*TASK INSTRUCTIONS:* Type out the complete listing below word for word, without its pictures.

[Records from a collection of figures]
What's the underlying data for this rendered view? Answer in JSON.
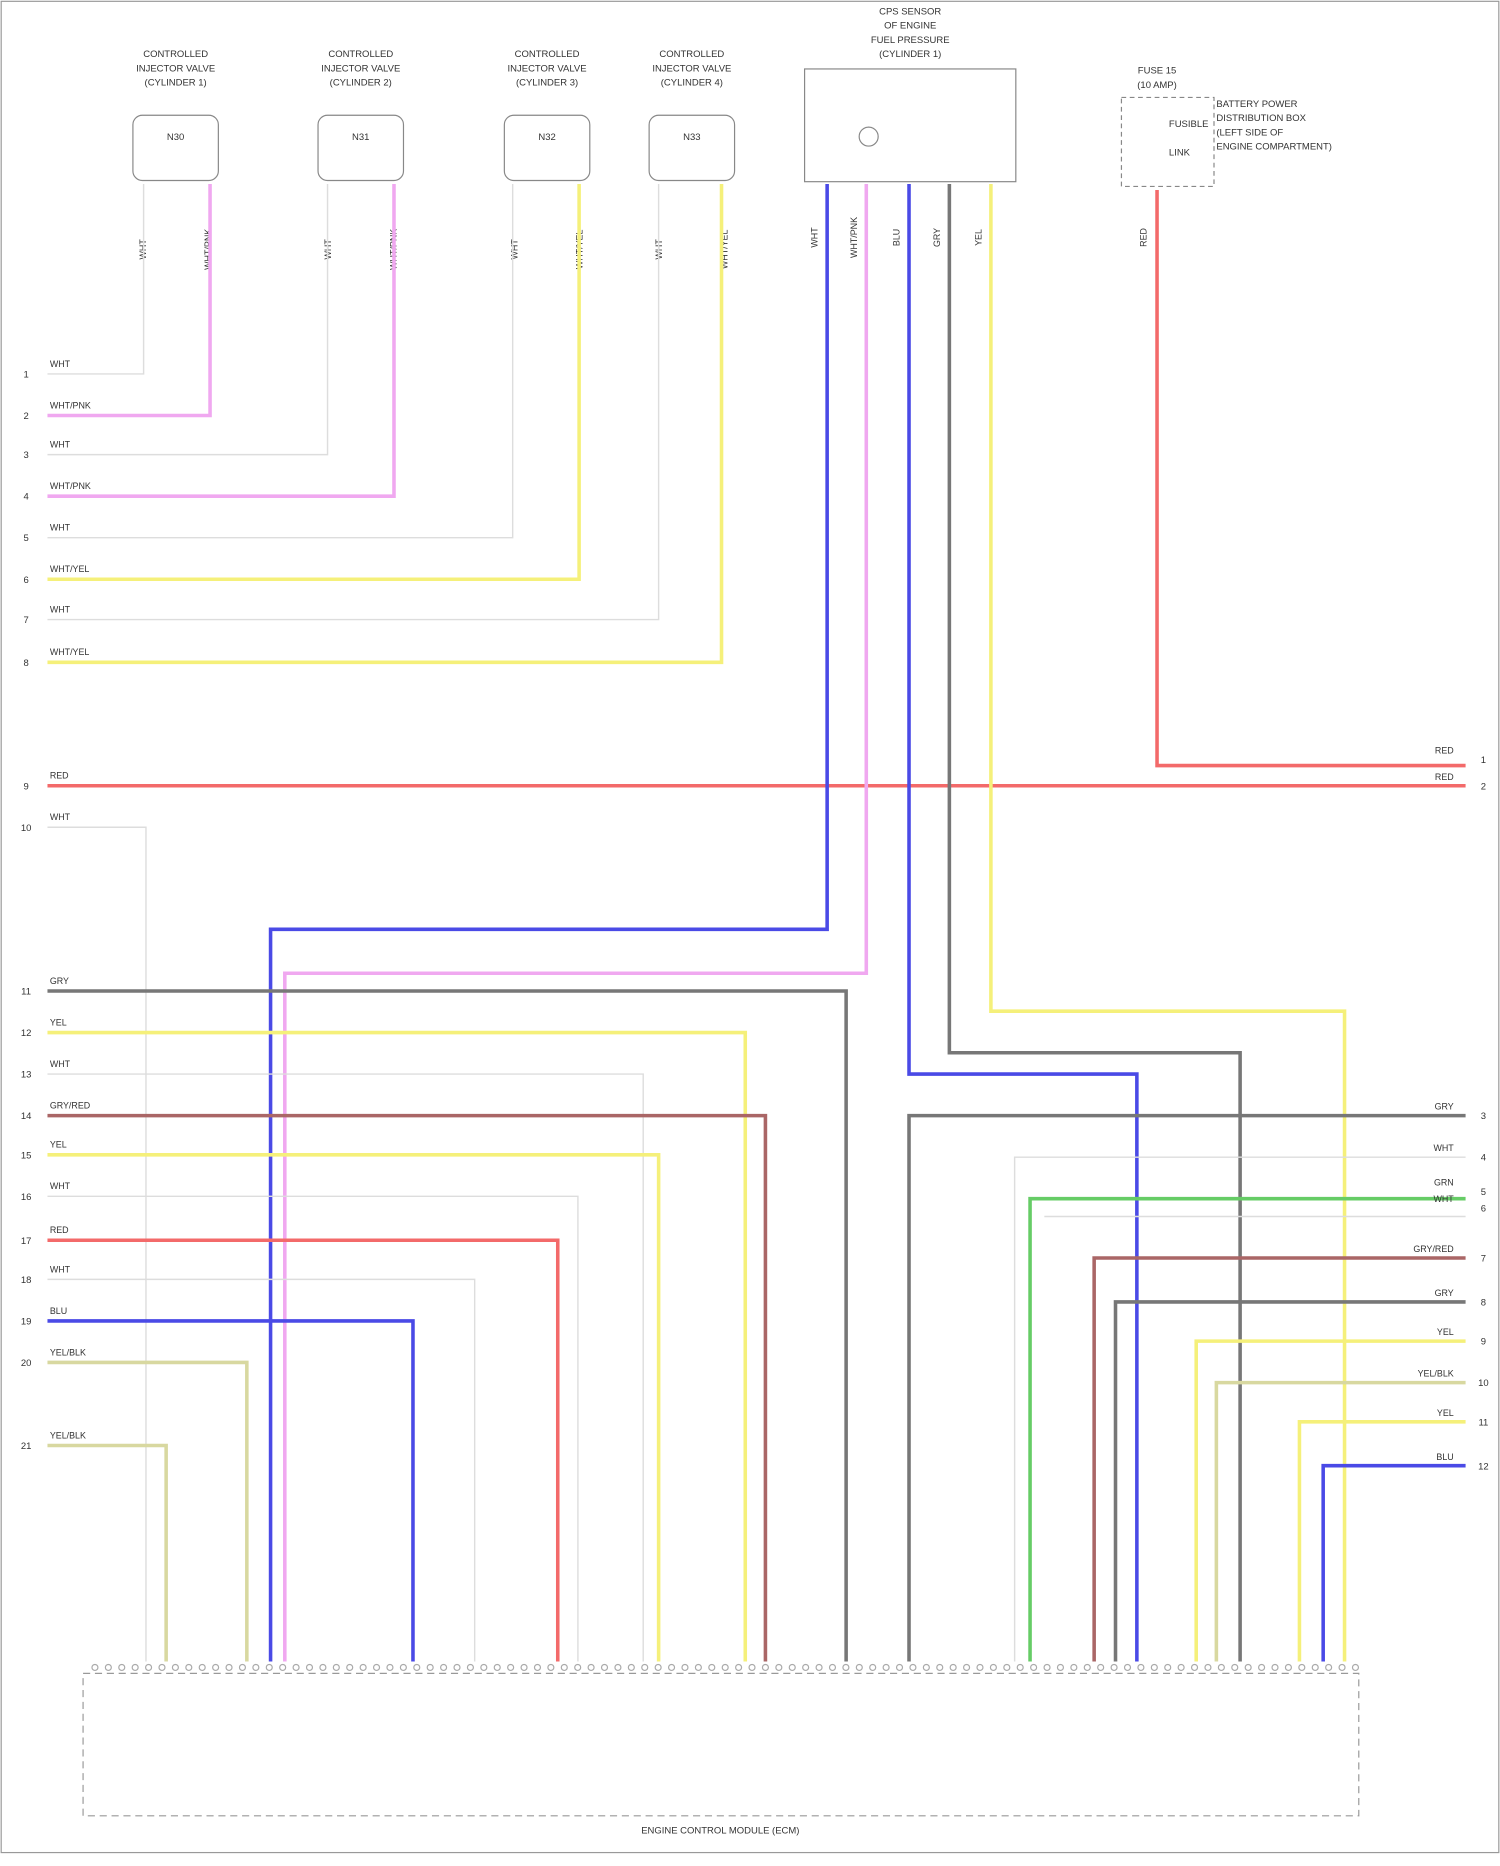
{
  "injectors": [
    {
      "label": [
        "CONTROLLED",
        "INJECTOR VALVE",
        "(CYLINDER 1)"
      ],
      "part": "N30",
      "wires": [
        "WHT",
        "WHT/PNK"
      ]
    },
    {
      "label": [
        "CONTROLLED",
        "INJECTOR VALVE",
        "(CYLINDER 2)"
      ],
      "part": "N31",
      "wires": [
        "WHT",
        "WHT/PNK"
      ]
    },
    {
      "label": [
        "CONTROLLED",
        "INJECTOR VALVE",
        "(CYLINDER 3)"
      ],
      "part": "N32",
      "wires": [
        "WHT",
        "WHT/YEL"
      ]
    },
    {
      "label": [
        "CONTROLLED",
        "INJECTOR VALVE",
        "(CYLINDER 4)"
      ],
      "part": "N33",
      "wires": [
        "WHT",
        "WHT/YEL"
      ]
    }
  ],
  "sensor": {
    "label": [
      "CPS SENSOR",
      "OF ENGINE",
      "FUEL PRESSURE",
      "(CYLINDER 1)"
    ],
    "wires": [
      "WHT",
      "WHT/PNK",
      "BLU",
      "GRY",
      "YEL"
    ]
  },
  "fuse": {
    "label": [
      "FUSE 15",
      "(10 AMP)"
    ],
    "note": [
      "BATTERY POWER",
      "DISTRIBUTION BOX",
      "(LEFT SIDE OF",
      "ENGINE COMPARTMENT)"
    ],
    "parts": [
      "FUSIBLE",
      "LINK"
    ],
    "wire": "RED"
  },
  "left_rows": [
    {
      "num": "1",
      "label": "WHT"
    },
    {
      "num": "2",
      "label": "WHT/PNK"
    },
    {
      "num": "3",
      "label": "WHT"
    },
    {
      "num": "4",
      "label": "WHT/PNK"
    },
    {
      "num": "5",
      "label": "WHT"
    },
    {
      "num": "6",
      "label": "WHT/YEL"
    },
    {
      "num": "7",
      "label": "WHT"
    },
    {
      "num": "8",
      "label": "WHT/YEL"
    },
    {
      "num": "9",
      "label": "RED"
    },
    {
      "num": "10",
      "label": "WHT"
    },
    {
      "num": "11",
      "label": "GRY"
    },
    {
      "num": "12",
      "label": "YEL"
    },
    {
      "num": "13",
      "label": "WHT"
    },
    {
      "num": "14",
      "label": "GRY/RED"
    },
    {
      "num": "15",
      "label": "YEL"
    },
    {
      "num": "16",
      "label": "WHT"
    },
    {
      "num": "17",
      "label": "RED"
    },
    {
      "num": "18",
      "label": "WHT"
    },
    {
      "num": "19",
      "label": "BLU"
    },
    {
      "num": "20",
      "label": "YEL/BLK"
    },
    {
      "num": "21",
      "label": "YEL/BLK"
    }
  ],
  "right_rows": [
    {
      "num": "1",
      "label": "RED"
    },
    {
      "num": "2",
      "label": "RED"
    },
    {
      "num": "3",
      "label": "GRY"
    },
    {
      "num": "4",
      "label": "WHT"
    },
    {
      "num": "5",
      "label": "GRN"
    },
    {
      "num": "6",
      "label": "WHT"
    },
    {
      "num": "7",
      "label": "GRY/RED"
    },
    {
      "num": "8",
      "label": "GRY"
    },
    {
      "num": "9",
      "label": "YEL"
    },
    {
      "num": "10",
      "label": "YEL/BLK"
    },
    {
      "num": "11",
      "label": "YEL"
    },
    {
      "num": "12",
      "label": "BLU"
    }
  ],
  "module": {
    "label": "ENGINE CONTROL MODULE (ECM)"
  }
}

*REPLY:*
What's the underlying data for this rendered view? Answer in JSON.
{
  "injectors": [
    {
      "label": [
        "CONTROLLED",
        "INJECTOR VALVE",
        "(CYLINDER 1)"
      ],
      "part": "N30",
      "wires": [
        "WHT",
        "WHT/PNK"
      ]
    },
    {
      "label": [
        "CONTROLLED",
        "INJECTOR VALVE",
        "(CYLINDER 2)"
      ],
      "part": "N31",
      "wires": [
        "WHT",
        "WHT/PNK"
      ]
    },
    {
      "label": [
        "CONTROLLED",
        "INJECTOR VALVE",
        "(CYLINDER 3)"
      ],
      "part": "N32",
      "wires": [
        "WHT",
        "WHT/YEL"
      ]
    },
    {
      "label": [
        "CONTROLLED",
        "INJECTOR VALVE",
        "(CYLINDER 4)"
      ],
      "part": "N33",
      "wires": [
        "WHT",
        "WHT/YEL"
      ]
    }
  ],
  "sensor": {
    "label": [
      "CPS SENSOR",
      "OF ENGINE",
      "FUEL PRESSURE",
      "(CYLINDER 1)"
    ],
    "wires": [
      "WHT",
      "WHT/PNK",
      "BLU",
      "GRY",
      "YEL"
    ]
  },
  "fuse": {
    "label": [
      "FUSE 15",
      "(10 AMP)"
    ],
    "note": [
      "BATTERY POWER",
      "DISTRIBUTION BOX",
      "(LEFT SIDE OF",
      "ENGINE COMPARTMENT)"
    ],
    "parts": [
      "FUSIBLE",
      "LINK"
    ],
    "wire": "RED"
  },
  "left_rows": [
    {
      "num": "1",
      "label": "WHT"
    },
    {
      "num": "2",
      "label": "WHT/PNK"
    },
    {
      "num": "3",
      "label": "WHT"
    },
    {
      "num": "4",
      "label": "WHT/PNK"
    },
    {
      "num": "5",
      "label": "WHT"
    },
    {
      "num": "6",
      "label": "WHT/YEL"
    },
    {
      "num": "7",
      "label": "WHT"
    },
    {
      "num": "8",
      "label": "WHT/YEL"
    },
    {
      "num": "9",
      "label": "RED"
    },
    {
      "num": "10",
      "label": "WHT"
    },
    {
      "num": "11",
      "label": "GRY"
    },
    {
      "num": "12",
      "label": "YEL"
    },
    {
      "num": "13",
      "label": "WHT"
    },
    {
      "num": "14",
      "label": "GRY/RED"
    },
    {
      "num": "15",
      "label": "YEL"
    },
    {
      "num": "16",
      "label": "WHT"
    },
    {
      "num": "17",
      "label": "RED"
    },
    {
      "num": "18",
      "label": "WHT"
    },
    {
      "num": "19",
      "label": "BLU"
    },
    {
      "num": "20",
      "label": "YEL/BLK"
    },
    {
      "num": "21",
      "label": "YEL/BLK"
    }
  ],
  "right_rows": [
    {
      "num": "1",
      "label": "RED"
    },
    {
      "num": "2",
      "label": "RED"
    },
    {
      "num": "3",
      "label": "GRY"
    },
    {
      "num": "4",
      "label": "WHT"
    },
    {
      "num": "5",
      "label": "GRN"
    },
    {
      "num": "6",
      "label": "WHT"
    },
    {
      "num": "7",
      "label": "GRY/RED"
    },
    {
      "num": "8",
      "label": "GRY"
    },
    {
      "num": "9",
      "label": "YEL"
    },
    {
      "num": "10",
      "label": "YEL/BLK"
    },
    {
      "num": "11",
      "label": "YEL"
    },
    {
      "num": "12",
      "label": "BLU"
    }
  ],
  "module": {
    "label": "ENGINE CONTROL MODULE (ECM)"
  }
}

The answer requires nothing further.